[Saved entries]
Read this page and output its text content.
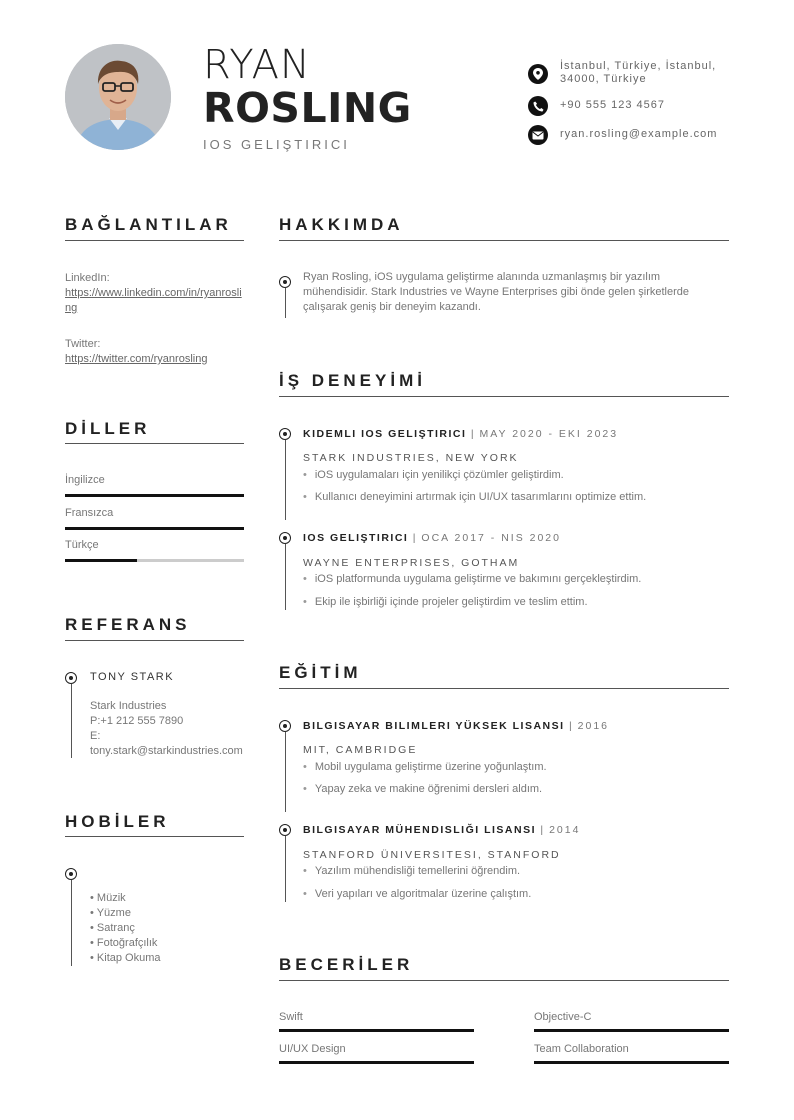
RYAN
ROSLING
IOS GELIŞTIRICI
İstanbul, Türkiye, İstanbul, 34000, Türkiye
+90 555 123 4567
ryan.rosling@example.com
BAĞLANTILAR
LinkedIn:
https://www.linkedin.com/in/ryanrosling
Twitter:
https://twitter.com/ryanrosling
DİLLER
İngilizce
Fransızca
Türkçe
REFERANS
TONY STARK
Stark Industries
P:+1 212 555 7890
E: tony.stark@starkindustries.com
HOBİLER
• Müzik
• Yüzme
• Satranç
• Fotoğrafçılık
• Kitap Okuma
HAKKIMDA
Ryan Rosling, iOS uygulama geliştirme alanında uzmanlaşmış bir yazılım mühendisidir. Stark Industries ve Wayne Enterprises gibi önde gelen şirketlerde çalışarak geniş bir deneyim kazandı.
İŞ DENEYİMİ
KIDEMLI IOS GELIŞTIRICI | MAY 2020 - EKI 2023
STARK INDUSTRIES, NEW YORK
• iOS uygulamaları için yenilikçi çözümler geliştirdim.
• Kullanıcı deneyimini artırmak için UI/UX tasarımlarını optimize ettim.
IOS GELIŞTIRICI | OCA 2017 - NIS 2020
WAYNE ENTERPRISES, GOTHAM
• iOS platformunda uygulama geliştirme ve bakımını gerçekleştirdim.
• Ekip ile işbirliği içinde projeler geliştirdim ve teslim ettim.
EĞİTİM
BILGISAYAR BILIMLERI YÜKSEK LISANSI | 2016
MIT, CAMBRIDGE
• Mobil uygulama geliştirme üzerine yoğunlaştım.
• Yapay zeka ve makine öğrenimi dersleri aldım.
BILGISAYAR MÜHENDISLIĞI LISANSI | 2014
STANFORD ÜNIVERSITESI, STANFORD
• Yazılım mühendisliği temellerini öğrendim.
• Veri yapıları ve algoritmalar üzerine çalıştım.
BECERİLER
Swift	Objective-C
UI/UX Design	Team Collaboration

| Exercise requirements |
Pictures in the records above are not copied; print everything else exactly.

| Result of the exercise |
Read this page and output its text content.
RYAN
ROSLING
IOS GELIŞTIRICI
İstanbul, Türkiye, İstanbul, 34000, Türkiye
+90 555 123 4567
ryan.rosling@example.com
BAĞLANTILAR
LinkedIn:
https://www.linkedin.com/in/ryanrosling
Twitter:
https://twitter.com/ryanrosling
DİLLER
İngilizce
Fransızca
Türkçe
REFERANS
TONY STARK
Stark Industries
P:+1 212 555 7890
E: tony.stark@starkindustries.com
HOBİLER
• Müzik
• Yüzme
• Satranç
• Fotoğrafçılık
• Kitap Okuma
HAKKIMDA
Ryan Rosling, iOS uygulama geliştirme alanında uzmanlaşmış bir yazılım mühendisidir. Stark Industries ve Wayne Enterprises gibi önde gelen şirketlerde çalışarak geniş bir deneyim kazandı.
İŞ DENEYİMİ
KIDEMLI IOS GELIŞTIRICI | MAY 2020 - EKI 2023
STARK INDUSTRIES, NEW YORK
• iOS uygulamaları için yenilikçi çözümler geliştirdim.
• Kullanıcı deneyimini artırmak için UI/UX tasarımlarını optimize ettim.
IOS GELIŞTIRICI | OCA 2017 - NIS 2020
WAYNE ENTERPRISES, GOTHAM
• iOS platformunda uygulama geliştirme ve bakımını gerçekleştirdim.
• Ekip ile işbirliği içinde projeler geliştirdim ve teslim ettim.
EĞİTİM
BILGISAYAR BILIMLERI YÜKSEK LISANSI | 2016
MIT, CAMBRIDGE
• Mobil uygulama geliştirme üzerine yoğunlaştım.
• Yapay zeka ve makine öğrenimi dersleri aldım.
BILGISAYAR MÜHENDISLIĞI LISANSI | 2014
STANFORD ÜNIVERSITESI, STANFORD
• Yazılım mühendisliği temellerini öğrendim.
• Veri yapıları ve algoritmalar üzerine çalıştım.
BECERİLER
Swift	Objective-C
UI/UX Design	Team Collaboration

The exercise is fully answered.